Dataset entries:
○ ○ ○
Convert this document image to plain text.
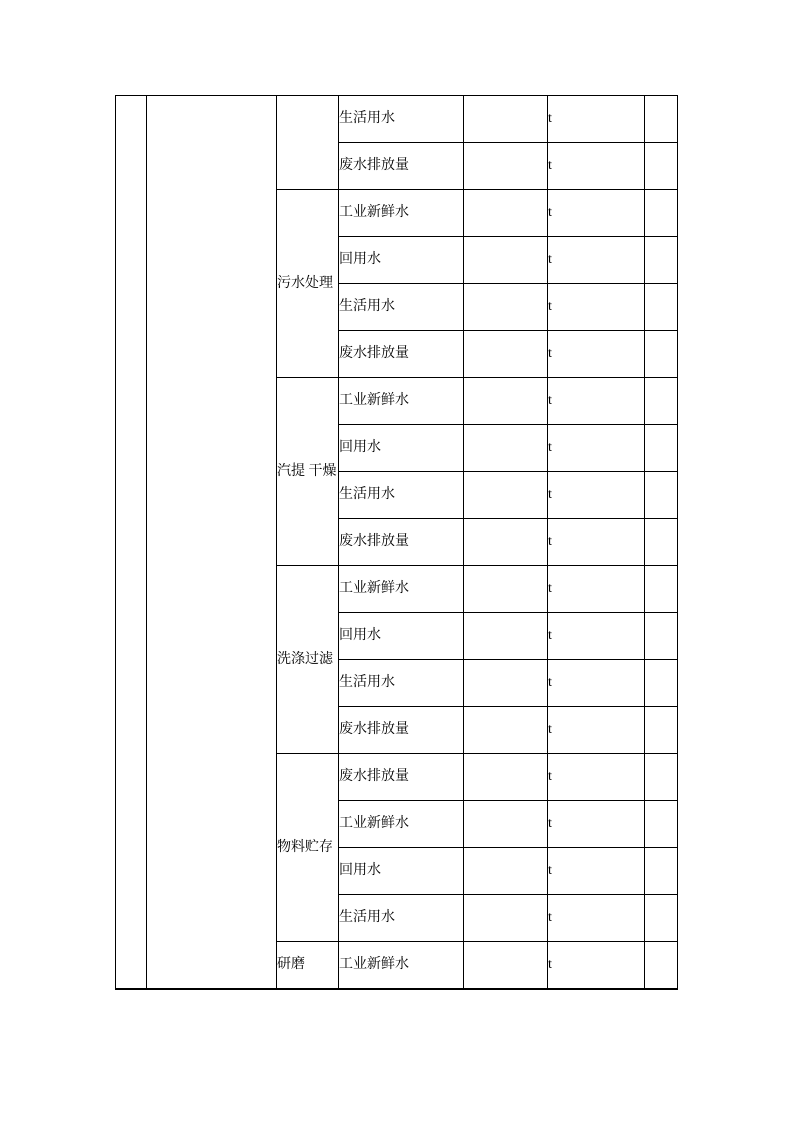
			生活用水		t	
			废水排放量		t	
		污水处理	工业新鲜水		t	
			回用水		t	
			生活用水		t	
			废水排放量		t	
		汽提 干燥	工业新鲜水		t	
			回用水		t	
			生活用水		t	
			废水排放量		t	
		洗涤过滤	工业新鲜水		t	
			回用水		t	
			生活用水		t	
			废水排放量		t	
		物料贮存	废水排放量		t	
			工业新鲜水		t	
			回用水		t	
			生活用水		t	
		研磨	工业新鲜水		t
○ ○ ○
* Your instructions *
Looking at the records above, work out how many lines include the string "工业新鲜水". Give the number and nothing else.

* Exercise solution *
5